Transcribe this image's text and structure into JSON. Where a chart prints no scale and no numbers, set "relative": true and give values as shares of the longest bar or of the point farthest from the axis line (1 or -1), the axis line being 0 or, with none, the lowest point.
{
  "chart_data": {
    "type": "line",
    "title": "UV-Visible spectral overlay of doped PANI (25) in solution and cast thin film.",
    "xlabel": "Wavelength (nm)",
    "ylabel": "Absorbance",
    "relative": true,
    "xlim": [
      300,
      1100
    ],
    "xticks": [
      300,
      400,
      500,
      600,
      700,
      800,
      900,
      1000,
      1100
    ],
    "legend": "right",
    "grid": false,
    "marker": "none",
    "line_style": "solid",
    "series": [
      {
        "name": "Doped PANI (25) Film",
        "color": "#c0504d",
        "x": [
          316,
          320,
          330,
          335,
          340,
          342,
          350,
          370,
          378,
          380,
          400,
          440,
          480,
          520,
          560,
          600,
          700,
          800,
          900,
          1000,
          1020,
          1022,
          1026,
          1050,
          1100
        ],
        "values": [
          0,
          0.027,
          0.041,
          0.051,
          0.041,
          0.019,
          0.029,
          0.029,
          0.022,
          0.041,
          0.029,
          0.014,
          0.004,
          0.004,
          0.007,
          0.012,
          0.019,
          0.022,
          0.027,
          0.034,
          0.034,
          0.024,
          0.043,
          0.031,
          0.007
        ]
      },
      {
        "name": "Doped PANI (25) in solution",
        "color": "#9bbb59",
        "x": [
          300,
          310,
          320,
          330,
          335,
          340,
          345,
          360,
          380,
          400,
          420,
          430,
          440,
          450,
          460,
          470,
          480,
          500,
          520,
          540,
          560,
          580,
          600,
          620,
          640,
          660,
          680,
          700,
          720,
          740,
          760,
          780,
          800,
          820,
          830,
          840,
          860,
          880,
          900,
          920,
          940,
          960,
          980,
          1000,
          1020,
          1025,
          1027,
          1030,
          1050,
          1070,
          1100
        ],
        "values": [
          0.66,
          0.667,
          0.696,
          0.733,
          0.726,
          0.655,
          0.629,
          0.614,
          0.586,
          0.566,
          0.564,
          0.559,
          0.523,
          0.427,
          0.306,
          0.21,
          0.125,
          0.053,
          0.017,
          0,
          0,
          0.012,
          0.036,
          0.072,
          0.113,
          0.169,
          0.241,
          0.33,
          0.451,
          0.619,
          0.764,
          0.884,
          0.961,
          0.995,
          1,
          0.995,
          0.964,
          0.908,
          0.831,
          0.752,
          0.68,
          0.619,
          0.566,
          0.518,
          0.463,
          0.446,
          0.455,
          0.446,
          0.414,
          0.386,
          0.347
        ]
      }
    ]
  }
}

▶ Exercise requirements
Every line of the records above needs to be given again exactly.

▶ Response to the exercise
Transcribe this image's text and structure into JSON. Where a chart prints no scale and no numbers, set "relative": true and give values as shares of the longest bar or of the point farthest from the axis line (1 or -1), the axis line being 0 or, with none, the lowest point.
{
  "chart_data": {
    "type": "line",
    "title": "UV-Visible spectral overlay of doped PANI (25) in solution and cast thin film.",
    "xlabel": "Wavelength (nm)",
    "ylabel": "Absorbance",
    "relative": true,
    "xlim": [
      300,
      1100
    ],
    "xticks": [
      300,
      400,
      500,
      600,
      700,
      800,
      900,
      1000,
      1100
    ],
    "legend": "right",
    "grid": false,
    "marker": "none",
    "line_style": "solid",
    "series": [
      {
        "name": "Doped PANI (25) Film",
        "color": "#c0504d",
        "x": [
          316,
          320,
          330,
          335,
          340,
          342,
          350,
          370,
          378,
          380,
          400,
          440,
          480,
          520,
          560,
          600,
          700,
          800,
          900,
          1000,
          1020,
          1022,
          1026,
          1050,
          1100
        ],
        "values": [
          0,
          0.027,
          0.041,
          0.051,
          0.041,
          0.019,
          0.029,
          0.029,
          0.022,
          0.041,
          0.029,
          0.014,
          0.004,
          0.004,
          0.007,
          0.012,
          0.019,
          0.022,
          0.027,
          0.034,
          0.034,
          0.024,
          0.043,
          0.031,
          0.007
        ]
      },
      {
        "name": "Doped PANI (25) in solution",
        "color": "#9bbb59",
        "x": [
          300,
          310,
          320,
          330,
          335,
          340,
          345,
          360,
          380,
          400,
          420,
          430,
          440,
          450,
          460,
          470,
          480,
          500,
          520,
          540,
          560,
          580,
          600,
          620,
          640,
          660,
          680,
          700,
          720,
          740,
          760,
          780,
          800,
          820,
          830,
          840,
          860,
          880,
          900,
          920,
          940,
          960,
          980,
          1000,
          1020,
          1025,
          1027,
          1030,
          1050,
          1070,
          1100
        ],
        "values": [
          0.66,
          0.667,
          0.696,
          0.733,
          0.726,
          0.655,
          0.629,
          0.614,
          0.586,
          0.566,
          0.564,
          0.559,
          0.523,
          0.427,
          0.306,
          0.21,
          0.125,
          0.053,
          0.017,
          0,
          0,
          0.012,
          0.036,
          0.072,
          0.113,
          0.169,
          0.241,
          0.33,
          0.451,
          0.619,
          0.764,
          0.884,
          0.961,
          0.995,
          1,
          0.995,
          0.964,
          0.908,
          0.831,
          0.752,
          0.68,
          0.619,
          0.566,
          0.518,
          0.463,
          0.446,
          0.455,
          0.446,
          0.414,
          0.386,
          0.347
        ]
      }
    ]
  }
}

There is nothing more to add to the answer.